Short task: Find each line with the string "text" and copy it.

Input:
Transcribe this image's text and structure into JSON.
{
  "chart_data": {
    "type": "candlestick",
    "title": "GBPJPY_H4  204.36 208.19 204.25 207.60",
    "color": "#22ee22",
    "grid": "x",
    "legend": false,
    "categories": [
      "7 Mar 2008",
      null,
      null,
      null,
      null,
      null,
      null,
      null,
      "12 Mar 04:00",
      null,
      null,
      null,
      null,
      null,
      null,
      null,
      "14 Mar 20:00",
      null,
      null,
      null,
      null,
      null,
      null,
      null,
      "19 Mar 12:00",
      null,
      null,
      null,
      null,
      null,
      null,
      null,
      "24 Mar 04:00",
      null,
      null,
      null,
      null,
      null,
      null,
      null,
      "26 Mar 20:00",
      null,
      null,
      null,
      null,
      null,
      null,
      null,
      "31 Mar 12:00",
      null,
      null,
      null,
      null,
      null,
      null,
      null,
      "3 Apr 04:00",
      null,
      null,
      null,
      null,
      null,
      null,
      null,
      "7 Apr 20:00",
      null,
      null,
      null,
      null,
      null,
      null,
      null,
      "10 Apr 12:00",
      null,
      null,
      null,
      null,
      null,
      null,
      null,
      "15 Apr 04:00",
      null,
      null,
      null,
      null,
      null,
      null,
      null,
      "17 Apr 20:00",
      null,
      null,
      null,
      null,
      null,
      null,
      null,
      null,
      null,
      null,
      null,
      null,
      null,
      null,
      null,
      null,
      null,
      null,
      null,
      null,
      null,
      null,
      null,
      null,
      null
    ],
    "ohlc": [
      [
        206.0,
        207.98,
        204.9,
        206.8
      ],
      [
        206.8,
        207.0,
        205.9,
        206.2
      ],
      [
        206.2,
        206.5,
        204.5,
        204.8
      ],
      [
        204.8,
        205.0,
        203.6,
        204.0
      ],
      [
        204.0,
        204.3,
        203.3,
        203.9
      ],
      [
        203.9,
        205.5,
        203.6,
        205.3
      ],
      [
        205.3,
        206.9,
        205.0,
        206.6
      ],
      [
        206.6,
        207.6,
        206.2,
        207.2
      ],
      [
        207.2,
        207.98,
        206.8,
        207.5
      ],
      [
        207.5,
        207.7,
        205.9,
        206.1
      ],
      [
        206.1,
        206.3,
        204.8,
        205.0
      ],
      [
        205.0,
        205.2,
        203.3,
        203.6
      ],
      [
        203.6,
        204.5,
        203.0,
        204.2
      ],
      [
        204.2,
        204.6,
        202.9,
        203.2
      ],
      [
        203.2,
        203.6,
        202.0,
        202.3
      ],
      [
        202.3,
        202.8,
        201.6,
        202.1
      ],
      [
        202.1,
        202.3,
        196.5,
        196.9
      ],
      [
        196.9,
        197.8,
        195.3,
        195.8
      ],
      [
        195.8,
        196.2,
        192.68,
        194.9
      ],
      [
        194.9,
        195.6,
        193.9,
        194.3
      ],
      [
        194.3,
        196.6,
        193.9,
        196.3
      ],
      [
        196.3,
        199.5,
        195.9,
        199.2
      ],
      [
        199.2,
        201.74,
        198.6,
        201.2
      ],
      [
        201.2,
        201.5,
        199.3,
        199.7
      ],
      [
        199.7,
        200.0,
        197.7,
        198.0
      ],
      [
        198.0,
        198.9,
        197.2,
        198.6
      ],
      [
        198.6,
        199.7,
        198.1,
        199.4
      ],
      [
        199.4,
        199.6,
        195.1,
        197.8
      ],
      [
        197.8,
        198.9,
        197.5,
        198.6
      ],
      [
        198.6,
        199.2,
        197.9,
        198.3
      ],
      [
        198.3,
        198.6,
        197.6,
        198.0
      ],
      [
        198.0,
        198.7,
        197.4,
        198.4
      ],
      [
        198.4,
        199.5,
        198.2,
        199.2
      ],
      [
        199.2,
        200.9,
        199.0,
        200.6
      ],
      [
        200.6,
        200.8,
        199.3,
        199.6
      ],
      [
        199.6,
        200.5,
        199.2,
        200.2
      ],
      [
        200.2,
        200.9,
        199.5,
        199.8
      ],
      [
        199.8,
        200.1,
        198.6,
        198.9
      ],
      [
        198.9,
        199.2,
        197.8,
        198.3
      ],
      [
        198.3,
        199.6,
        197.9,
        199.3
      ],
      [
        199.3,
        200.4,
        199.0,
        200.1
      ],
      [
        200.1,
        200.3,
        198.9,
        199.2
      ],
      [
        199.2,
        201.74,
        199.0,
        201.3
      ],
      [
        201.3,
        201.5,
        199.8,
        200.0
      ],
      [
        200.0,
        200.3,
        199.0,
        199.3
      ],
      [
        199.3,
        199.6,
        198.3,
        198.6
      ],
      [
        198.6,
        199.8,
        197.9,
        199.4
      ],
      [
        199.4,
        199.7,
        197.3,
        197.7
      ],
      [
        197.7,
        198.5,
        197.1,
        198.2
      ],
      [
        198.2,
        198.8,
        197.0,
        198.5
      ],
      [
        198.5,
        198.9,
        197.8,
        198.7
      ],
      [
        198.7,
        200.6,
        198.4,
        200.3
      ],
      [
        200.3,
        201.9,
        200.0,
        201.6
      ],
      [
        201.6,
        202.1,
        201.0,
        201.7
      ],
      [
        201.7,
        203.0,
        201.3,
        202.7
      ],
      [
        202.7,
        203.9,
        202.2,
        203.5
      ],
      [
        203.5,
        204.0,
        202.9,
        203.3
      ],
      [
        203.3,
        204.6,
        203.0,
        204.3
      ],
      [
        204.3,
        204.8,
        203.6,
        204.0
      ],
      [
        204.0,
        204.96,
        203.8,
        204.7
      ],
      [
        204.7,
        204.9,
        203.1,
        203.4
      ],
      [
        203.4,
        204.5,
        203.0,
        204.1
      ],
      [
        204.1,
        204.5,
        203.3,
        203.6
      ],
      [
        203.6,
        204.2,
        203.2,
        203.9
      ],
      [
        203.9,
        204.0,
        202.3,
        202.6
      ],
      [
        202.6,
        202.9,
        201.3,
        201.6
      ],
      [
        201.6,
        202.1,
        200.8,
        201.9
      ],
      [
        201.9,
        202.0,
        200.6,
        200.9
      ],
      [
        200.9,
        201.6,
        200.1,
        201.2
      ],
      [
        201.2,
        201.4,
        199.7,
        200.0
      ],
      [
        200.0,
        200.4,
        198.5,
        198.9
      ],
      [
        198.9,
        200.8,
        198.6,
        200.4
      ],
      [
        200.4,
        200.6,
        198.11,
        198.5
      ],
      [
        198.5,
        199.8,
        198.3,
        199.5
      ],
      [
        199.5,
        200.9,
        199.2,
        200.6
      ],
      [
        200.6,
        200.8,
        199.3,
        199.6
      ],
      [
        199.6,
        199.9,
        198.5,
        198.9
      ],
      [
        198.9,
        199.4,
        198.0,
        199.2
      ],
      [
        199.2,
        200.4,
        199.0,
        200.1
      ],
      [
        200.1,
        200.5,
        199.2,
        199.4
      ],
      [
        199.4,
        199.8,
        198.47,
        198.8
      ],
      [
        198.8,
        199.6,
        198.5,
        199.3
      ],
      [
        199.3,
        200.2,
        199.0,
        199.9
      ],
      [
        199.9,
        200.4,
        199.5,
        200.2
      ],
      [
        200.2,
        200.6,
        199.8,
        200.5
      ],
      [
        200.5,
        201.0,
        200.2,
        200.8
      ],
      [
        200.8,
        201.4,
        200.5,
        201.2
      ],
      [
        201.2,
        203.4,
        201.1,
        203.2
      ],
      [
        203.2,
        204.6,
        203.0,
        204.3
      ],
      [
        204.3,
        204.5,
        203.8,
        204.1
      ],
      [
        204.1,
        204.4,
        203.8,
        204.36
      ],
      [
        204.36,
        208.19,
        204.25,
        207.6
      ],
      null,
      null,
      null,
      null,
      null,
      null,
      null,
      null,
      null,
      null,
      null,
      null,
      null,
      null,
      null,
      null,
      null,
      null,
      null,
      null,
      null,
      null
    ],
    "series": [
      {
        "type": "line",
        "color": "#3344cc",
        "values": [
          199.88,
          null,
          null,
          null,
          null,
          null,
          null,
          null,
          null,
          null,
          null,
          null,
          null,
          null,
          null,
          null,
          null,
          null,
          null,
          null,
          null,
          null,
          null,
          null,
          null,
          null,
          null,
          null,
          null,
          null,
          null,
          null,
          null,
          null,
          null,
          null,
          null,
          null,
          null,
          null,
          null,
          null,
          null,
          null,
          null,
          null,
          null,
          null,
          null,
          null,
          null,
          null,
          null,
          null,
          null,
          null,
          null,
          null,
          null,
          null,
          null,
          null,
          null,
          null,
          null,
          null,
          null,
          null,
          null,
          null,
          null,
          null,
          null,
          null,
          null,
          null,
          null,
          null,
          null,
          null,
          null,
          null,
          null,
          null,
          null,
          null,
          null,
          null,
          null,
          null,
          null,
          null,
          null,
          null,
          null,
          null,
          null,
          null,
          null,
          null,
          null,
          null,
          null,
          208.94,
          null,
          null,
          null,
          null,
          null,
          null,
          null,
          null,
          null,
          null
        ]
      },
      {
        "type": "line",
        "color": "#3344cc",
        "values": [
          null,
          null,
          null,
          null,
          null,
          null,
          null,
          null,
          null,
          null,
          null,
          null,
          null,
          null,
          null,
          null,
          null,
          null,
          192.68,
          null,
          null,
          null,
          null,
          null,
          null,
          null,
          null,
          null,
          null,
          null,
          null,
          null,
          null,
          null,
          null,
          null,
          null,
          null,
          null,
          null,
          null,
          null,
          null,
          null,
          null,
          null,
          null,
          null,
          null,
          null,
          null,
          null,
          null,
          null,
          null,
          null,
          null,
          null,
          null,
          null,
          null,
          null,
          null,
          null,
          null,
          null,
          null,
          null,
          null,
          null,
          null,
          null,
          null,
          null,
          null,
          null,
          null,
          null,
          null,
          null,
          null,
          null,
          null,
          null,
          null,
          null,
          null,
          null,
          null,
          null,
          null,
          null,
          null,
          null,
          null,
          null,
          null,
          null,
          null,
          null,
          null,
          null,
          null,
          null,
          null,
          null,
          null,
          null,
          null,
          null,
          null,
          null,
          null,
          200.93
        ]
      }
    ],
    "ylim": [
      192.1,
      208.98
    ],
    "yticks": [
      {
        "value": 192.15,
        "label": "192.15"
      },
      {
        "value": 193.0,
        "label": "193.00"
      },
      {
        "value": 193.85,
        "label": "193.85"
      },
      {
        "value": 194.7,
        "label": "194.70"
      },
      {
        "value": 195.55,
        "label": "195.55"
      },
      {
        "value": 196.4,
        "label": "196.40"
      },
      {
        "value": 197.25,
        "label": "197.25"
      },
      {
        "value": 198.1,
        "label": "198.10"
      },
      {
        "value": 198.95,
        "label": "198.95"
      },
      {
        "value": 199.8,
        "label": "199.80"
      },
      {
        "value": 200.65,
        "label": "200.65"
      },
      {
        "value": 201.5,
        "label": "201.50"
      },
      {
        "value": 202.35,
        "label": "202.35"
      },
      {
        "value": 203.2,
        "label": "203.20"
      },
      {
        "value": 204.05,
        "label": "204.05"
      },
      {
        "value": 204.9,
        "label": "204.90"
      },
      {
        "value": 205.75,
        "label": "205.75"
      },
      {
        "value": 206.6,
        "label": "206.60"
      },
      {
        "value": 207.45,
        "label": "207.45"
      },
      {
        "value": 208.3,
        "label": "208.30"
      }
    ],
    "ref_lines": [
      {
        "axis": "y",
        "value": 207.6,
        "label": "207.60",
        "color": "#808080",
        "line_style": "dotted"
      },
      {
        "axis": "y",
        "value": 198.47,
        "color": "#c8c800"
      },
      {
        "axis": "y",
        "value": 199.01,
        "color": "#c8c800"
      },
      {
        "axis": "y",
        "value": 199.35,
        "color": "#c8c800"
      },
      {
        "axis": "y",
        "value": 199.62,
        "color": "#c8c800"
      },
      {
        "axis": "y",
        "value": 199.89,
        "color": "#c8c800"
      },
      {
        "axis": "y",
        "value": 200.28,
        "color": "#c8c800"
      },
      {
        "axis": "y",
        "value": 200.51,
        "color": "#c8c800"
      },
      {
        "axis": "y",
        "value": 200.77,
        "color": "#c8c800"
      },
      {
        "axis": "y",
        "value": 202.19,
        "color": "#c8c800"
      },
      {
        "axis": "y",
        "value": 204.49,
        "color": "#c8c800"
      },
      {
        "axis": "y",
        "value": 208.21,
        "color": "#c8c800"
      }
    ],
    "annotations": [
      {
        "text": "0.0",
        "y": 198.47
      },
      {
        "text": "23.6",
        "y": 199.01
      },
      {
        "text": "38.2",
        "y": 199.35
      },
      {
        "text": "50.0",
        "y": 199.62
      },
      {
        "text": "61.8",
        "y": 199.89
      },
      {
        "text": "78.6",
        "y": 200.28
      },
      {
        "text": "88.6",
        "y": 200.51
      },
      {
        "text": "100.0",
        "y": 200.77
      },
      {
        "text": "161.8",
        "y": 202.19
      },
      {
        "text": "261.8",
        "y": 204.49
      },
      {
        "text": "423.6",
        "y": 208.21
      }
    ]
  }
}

Response to the task:
Transcribe this image's text and structure into JSON.
        "text": "0.0",
        "text": "23.6",
        "text": "38.2",
        "text": "50.0",
        "text": "61.8",
        "text": "78.6",
        "text": "88.6",
        "text": "100.0",
        "text": "161.8",
        "text": "261.8",
        "text": "423.6",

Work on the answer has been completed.